▶ TEXT UNDER STUDY

------------------------

Each time I hold my baby now, tears flow. These are tears for myself, for the struggle to navigate life in the shadow of fear. These are tears for the countless other mothers who've lost their children to the horrors of slaughter, rape, decapitation, kidnapping, or on the front lines. These are tears for those innocent children and mothers, living in a constant state of fear and vulnerability, held as hostages, their lives irrevocably altered in the blink of an eye.
My kids, used to monotonous days indoors during COVID, have never felt like this before. They sense an evil, hatred, and fear around them that's palpable. Quarantining was caution, not sheltering for dear life. Once fascinated by ambulances, mimicking their alarms, they now startle, whimper and cry. No longer can my words reassure them of their safety, instead I hold them close and hug them a little longer. This time, the enemy is visible and close, and protection requires a different kind of strength, one we feel we lack. Where I once believed we'd emerge from the madness, I can no longer guarantee the war on terror is over. I'll forever be on edge, listening for the next siren and the earth-shattering BOOM that follows.
My children need reassurance, as do many others in the neighborhood and across Israel. They need extra patience and compassion along with more snuggles and love at bedtime. We all seek that extra comfort before bedtime, as we confront the vulnerability of the night. It’s during times like these, when the fear overwhelms us all, that we just need to lean in and allow our children to express their thoughts, fears, and concerns. It is up to us to do the best we can to emotionally fill their cups and respond to the unfamiliar emotions that weigh on them, so that come evening time, they have less fear of the separation that bedtime brings.

------------------------

▶ TASKS TO CARRY OUT
A – Reproduce the part of the passage starting at "My kids, used" and ending at "BOOM that follows.".
B – Which horrors does the passage name when it speaks of mothers who've lost their children to "the horrors of"?
The rows that follow come from a different source than the passage.

------------------------

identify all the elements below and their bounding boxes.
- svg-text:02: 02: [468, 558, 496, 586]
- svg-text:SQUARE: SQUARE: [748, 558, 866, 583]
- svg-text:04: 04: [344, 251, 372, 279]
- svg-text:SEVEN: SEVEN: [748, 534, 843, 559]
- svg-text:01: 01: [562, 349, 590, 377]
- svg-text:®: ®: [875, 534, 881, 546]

------------------------

▶ ANSWERS FOR THE TASKS
A –
My kids, used to monotonous days indoors during COVID, have never felt like this before. They sense an evil, hatred, and fear around them that's palpable. Quarantining was caution, not sheltering for dear life. Once fascinated by ambulances, mimicking their alarms, they now startle, whimper and cry. No longer can my words reassure them of their safety, instead I hold them close and hug them a little longer. This time, the enemy is visible and close, and protection requires a different kind of strength, one we feel we lack. Where I once believed we'd emerge from the madness, I can no longer guarantee the war on terror is over. I'll forever be on edge, listening for the next siren and the earth-shattering BOOM that follows.

B – Slaughter, rape, decapitation, kidnapping